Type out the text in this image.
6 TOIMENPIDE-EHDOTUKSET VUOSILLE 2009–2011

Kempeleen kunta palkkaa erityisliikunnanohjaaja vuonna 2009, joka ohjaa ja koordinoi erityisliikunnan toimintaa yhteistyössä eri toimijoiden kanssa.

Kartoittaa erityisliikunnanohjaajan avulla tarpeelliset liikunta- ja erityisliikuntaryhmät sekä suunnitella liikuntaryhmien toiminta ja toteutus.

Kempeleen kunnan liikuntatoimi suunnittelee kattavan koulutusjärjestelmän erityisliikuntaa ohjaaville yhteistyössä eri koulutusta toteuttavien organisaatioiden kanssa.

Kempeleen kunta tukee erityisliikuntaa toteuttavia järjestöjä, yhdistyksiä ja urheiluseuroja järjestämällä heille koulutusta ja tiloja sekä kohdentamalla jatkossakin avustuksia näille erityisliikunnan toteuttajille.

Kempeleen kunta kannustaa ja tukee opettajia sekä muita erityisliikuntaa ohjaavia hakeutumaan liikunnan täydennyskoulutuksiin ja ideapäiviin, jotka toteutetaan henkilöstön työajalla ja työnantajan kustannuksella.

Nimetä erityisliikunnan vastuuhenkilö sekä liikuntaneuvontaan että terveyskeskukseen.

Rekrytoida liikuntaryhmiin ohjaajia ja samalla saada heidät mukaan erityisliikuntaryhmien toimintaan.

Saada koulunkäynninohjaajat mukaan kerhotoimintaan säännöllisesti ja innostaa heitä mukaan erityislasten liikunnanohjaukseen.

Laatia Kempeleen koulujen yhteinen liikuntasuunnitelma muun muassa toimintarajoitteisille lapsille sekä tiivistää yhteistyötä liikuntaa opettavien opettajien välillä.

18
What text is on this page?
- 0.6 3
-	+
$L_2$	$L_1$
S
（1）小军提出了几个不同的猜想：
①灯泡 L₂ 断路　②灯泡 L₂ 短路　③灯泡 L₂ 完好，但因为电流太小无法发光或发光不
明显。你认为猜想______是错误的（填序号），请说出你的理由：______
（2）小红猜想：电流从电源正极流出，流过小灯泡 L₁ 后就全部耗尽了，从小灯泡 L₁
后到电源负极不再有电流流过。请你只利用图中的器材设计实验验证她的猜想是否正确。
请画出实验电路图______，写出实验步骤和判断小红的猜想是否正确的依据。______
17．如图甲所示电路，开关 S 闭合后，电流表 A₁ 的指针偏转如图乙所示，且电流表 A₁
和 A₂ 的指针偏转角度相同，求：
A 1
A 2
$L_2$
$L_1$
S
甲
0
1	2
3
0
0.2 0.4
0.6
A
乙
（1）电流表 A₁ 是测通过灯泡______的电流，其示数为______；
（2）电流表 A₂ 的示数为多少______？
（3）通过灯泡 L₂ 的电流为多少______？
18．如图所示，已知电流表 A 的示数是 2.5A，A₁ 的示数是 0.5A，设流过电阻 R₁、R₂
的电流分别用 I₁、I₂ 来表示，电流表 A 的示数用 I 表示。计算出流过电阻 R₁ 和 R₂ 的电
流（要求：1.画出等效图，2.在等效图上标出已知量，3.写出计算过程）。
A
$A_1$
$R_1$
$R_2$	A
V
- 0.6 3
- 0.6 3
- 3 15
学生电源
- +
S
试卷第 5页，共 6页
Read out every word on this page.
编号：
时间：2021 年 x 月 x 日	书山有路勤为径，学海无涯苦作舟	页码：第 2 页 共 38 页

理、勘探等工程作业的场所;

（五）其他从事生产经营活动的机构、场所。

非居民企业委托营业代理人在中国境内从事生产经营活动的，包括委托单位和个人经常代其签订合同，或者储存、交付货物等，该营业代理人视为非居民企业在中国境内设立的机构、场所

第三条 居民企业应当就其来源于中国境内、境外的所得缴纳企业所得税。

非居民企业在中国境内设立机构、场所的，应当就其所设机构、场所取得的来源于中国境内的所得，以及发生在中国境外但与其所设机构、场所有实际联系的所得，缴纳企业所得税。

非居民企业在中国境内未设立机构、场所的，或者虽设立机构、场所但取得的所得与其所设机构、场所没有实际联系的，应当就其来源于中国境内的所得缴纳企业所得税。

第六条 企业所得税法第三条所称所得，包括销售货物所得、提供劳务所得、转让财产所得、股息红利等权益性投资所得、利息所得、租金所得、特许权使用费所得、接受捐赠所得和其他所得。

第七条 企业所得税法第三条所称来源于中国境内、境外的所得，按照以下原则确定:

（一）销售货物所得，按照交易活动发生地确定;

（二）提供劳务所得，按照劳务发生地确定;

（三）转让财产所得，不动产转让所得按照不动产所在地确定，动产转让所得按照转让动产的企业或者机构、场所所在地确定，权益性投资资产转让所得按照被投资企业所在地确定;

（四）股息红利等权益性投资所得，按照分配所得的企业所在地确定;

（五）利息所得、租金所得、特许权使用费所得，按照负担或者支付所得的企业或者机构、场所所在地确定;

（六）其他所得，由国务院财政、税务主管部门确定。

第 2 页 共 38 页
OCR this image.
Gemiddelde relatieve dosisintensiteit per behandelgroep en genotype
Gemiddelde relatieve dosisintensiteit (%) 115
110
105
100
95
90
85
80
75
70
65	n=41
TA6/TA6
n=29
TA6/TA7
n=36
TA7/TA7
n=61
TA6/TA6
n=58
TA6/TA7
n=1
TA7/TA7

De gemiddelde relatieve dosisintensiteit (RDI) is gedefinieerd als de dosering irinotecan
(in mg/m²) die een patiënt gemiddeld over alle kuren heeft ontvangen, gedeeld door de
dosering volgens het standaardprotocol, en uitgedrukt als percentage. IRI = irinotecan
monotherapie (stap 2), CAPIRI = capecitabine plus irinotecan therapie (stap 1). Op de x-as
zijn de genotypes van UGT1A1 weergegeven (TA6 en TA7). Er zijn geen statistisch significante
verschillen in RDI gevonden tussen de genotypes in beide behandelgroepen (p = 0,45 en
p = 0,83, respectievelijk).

TASK PROMPT ▸ Give the complete listing a second time, exactly as it reads.

THE COMPLETED TASK ▸
Type out the text in this image.
6 TOIMENPIDE-EHDOTUKSET VUOSILLE 2009–2011

Kempeleen kunta palkkaa erityisliikunnanohjaaja vuonna 2009, joka ohjaa ja koordinoi erityisliikunnan toimintaa yhteistyössä eri toimijoiden kanssa.

Kartoittaa erityisliikunnanohjaajan avulla tarpeelliset liikunta- ja erityisliikuntaryhmät sekä suunnitella liikuntaryhmien toiminta ja toteutus.

Kempeleen kunnan liikuntatoimi suunnittelee kattavan koulutusjärjestelmän erityisliikuntaa ohjaaville yhteistyössä eri koulutusta toteuttavien organisaatioiden kanssa.

Kempeleen kunta tukee erityisliikuntaa toteuttavia järjestöjä, yhdistyksiä ja urheiluseuroja järjestämällä heille koulutusta ja tiloja sekä kohdentamalla jatkossakin avustuksia näille erityisliikunnan toteuttajille.

Kempeleen kunta kannustaa ja tukee opettajia sekä muita erityisliikuntaa ohjaavia hakeutumaan liikunnan täydennyskoulutuksiin ja ideapäiviin, jotka toteutetaan henkilöstön työajalla ja työnantajan kustannuksella.

Nimetä erityisliikunnan vastuuhenkilö sekä liikuntaneuvontaan että terveyskeskukseen.

Rekrytoida liikuntaryhmiin ohjaajia ja samalla saada heidät mukaan erityisliikuntaryhmien toimintaan.

Saada koulunkäynninohjaajat mukaan kerhotoimintaan säännöllisesti ja innostaa heitä mukaan erityislasten liikunnanohjaukseen.

Laatia Kempeleen koulujen yhteinen liikuntasuunnitelma muun muassa toimintarajoitteisille lapsille sekä tiivistää yhteistyötä liikuntaa opettavien opettajien välillä.

18
What text is on this page?
- 0.6 3
-	+
$L_2$	$L_1$
S
（1）小军提出了几个不同的猜想：
①灯泡 L₂ 断路　②灯泡 L₂ 短路　③灯泡 L₂ 完好，但因为电流太小无法发光或发光不
明显。你认为猜想______是错误的（填序号），请说出你的理由：______
（2）小红猜想：电流从电源正极流出，流过小灯泡 L₁ 后就全部耗尽了，从小灯泡 L₁
后到电源负极不再有电流流过。请你只利用图中的器材设计实验验证她的猜想是否正确。
请画出实验电路图______，写出实验步骤和判断小红的猜想是否正确的依据。______
17．如图甲所示电路，开关 S 闭合后，电流表 A₁ 的指针偏转如图乙所示，且电流表 A₁
和 A₂ 的指针偏转角度相同，求：
A 1
A 2
$L_2$
$L_1$
S
甲
0
1	2
3
0
0.2 0.4
0.6
A
乙
（1）电流表 A₁ 是测通过灯泡______的电流，其示数为______；
（2）电流表 A₂ 的示数为多少______？
（3）通过灯泡 L₂ 的电流为多少______？
18．如图所示，已知电流表 A 的示数是 2.5A，A₁ 的示数是 0.5A，设流过电阻 R₁、R₂
的电流分别用 I₁、I₂ 来表示，电流表 A 的示数用 I 表示。计算出流过电阻 R₁ 和 R₂ 的电
流（要求：1.画出等效图，2.在等效图上标出已知量，3.写出计算过程）。
A
$A_1$
$R_1$
$R_2$	A
V
- 0.6 3
- 0.6 3
- 3 15
学生电源
- +
S
试卷第 5页，共 6页
Read out every word on this page.
编号：
时间：2021 年 x 月 x 日	书山有路勤为径，学海无涯苦作舟	页码：第 2 页 共 38 页

理、勘探等工程作业的场所;

（五）其他从事生产经营活动的机构、场所。

非居民企业委托营业代理人在中国境内从事生产经营活动的，包括委托单位和个人经常代其签订合同，或者储存、交付货物等，该营业代理人视为非居民企业在中国境内设立的机构、场所

第三条 居民企业应当就其来源于中国境内、境外的所得缴纳企业所得税。

非居民企业在中国境内设立机构、场所的，应当就其所设机构、场所取得的来源于中国境内的所得，以及发生在中国境外但与其所设机构、场所有实际联系的所得，缴纳企业所得税。

非居民企业在中国境内未设立机构、场所的，或者虽设立机构、场所但取得的所得与其所设机构、场所没有实际联系的，应当就其来源于中国境内的所得缴纳企业所得税。

第六条 企业所得税法第三条所称所得，包括销售货物所得、提供劳务所得、转让财产所得、股息红利等权益性投资所得、利息所得、租金所得、特许权使用费所得、接受捐赠所得和其他所得。

第七条 企业所得税法第三条所称来源于中国境内、境外的所得，按照以下原则确定:

（一）销售货物所得，按照交易活动发生地确定;

（二）提供劳务所得，按照劳务发生地确定;

（三）转让财产所得，不动产转让所得按照不动产所在地确定，动产转让所得按照转让动产的企业或者机构、场所所在地确定，权益性投资资产转让所得按照被投资企业所在地确定;

（四）股息红利等权益性投资所得，按照分配所得的企业所在地确定;

（五）利息所得、租金所得、特许权使用费所得，按照负担或者支付所得的企业或者机构、场所所在地确定;

（六）其他所得，由国务院财政、税务主管部门确定。

第 2 页 共 38 页
OCR this image.
Gemiddelde relatieve dosisintensiteit per behandelgroep en genotype
Gemiddelde relatieve dosisintensiteit (%) 115
110
105
100
95
90
85
80
75
70
65	n=41
TA6/TA6
n=29
TA6/TA7
n=36
TA7/TA7
n=61
TA6/TA6
n=58
TA6/TA7
n=1
TA7/TA7

De gemiddelde relatieve dosisintensiteit (RDI) is gedefinieerd als de dosering irinotecan
(in mg/m²) die een patiënt gemiddeld over alle kuren heeft ontvangen, gedeeld door de
dosering volgens het standaardprotocol, en uitgedrukt als percentage. IRI = irinotecan
monotherapie (stap 2), CAPIRI = capecitabine plus irinotecan therapie (stap 1). Op de x-as
zijn de genotypes van UGT1A1 weergegeven (TA6 en TA7). Er zijn geen statistisch significante
verschillen in RDI gevonden tussen de genotypes in beide behandelgroepen (p = 0,45 en
p = 0,83, respectievelijk).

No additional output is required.